Leave the pictures out. Return all other data exactly.

= = = =

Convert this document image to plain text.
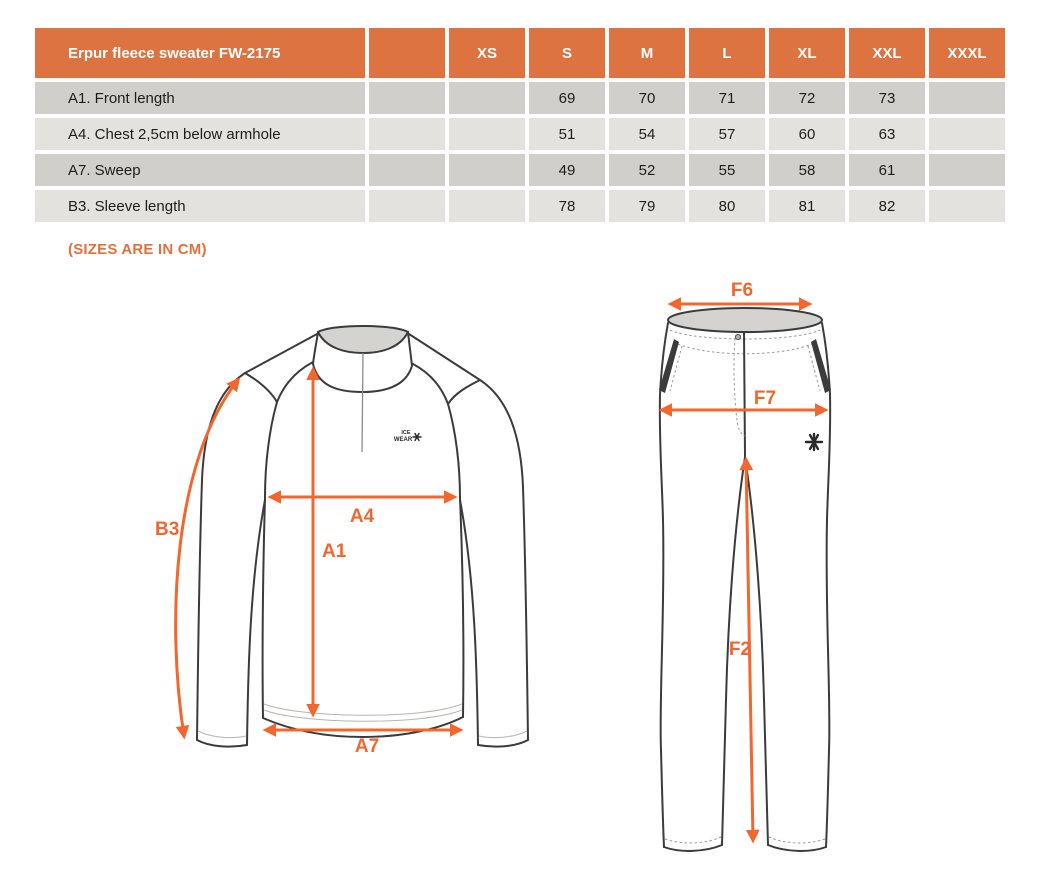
Erpur fleece sweater FW-2175		XS	S	M	L	XL	XXL	XXXL
A1. Front length			69	70	71	72	73	
A4. Chest 2,5cm below armhole			51	54	57	60	63	
A7. Sweep			49	52	55	58	61	
B3. Sleeve length			78	79	80	81	82	
(SIZES ARE IN CM)
ICE
WEAR
B3
A4
A1
A7
F6
F7
F2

= = = =

[Solution for this problem]
Convert this document image to plain text.
Erpur fleece sweater FW-2175		XS	S	M	L	XL	XXL	XXXL
A1. Front length			69	70	71	72	73	
A4. Chest 2,5cm below armhole			51	54	57	60	63	
A7. Sweep			49	52	55	58	61	
B3. Sleeve length			78	79	80	81	82	
(SIZES ARE IN CM)
ICE
WEAR
B3
A4
A1
A7
F6
F7
F2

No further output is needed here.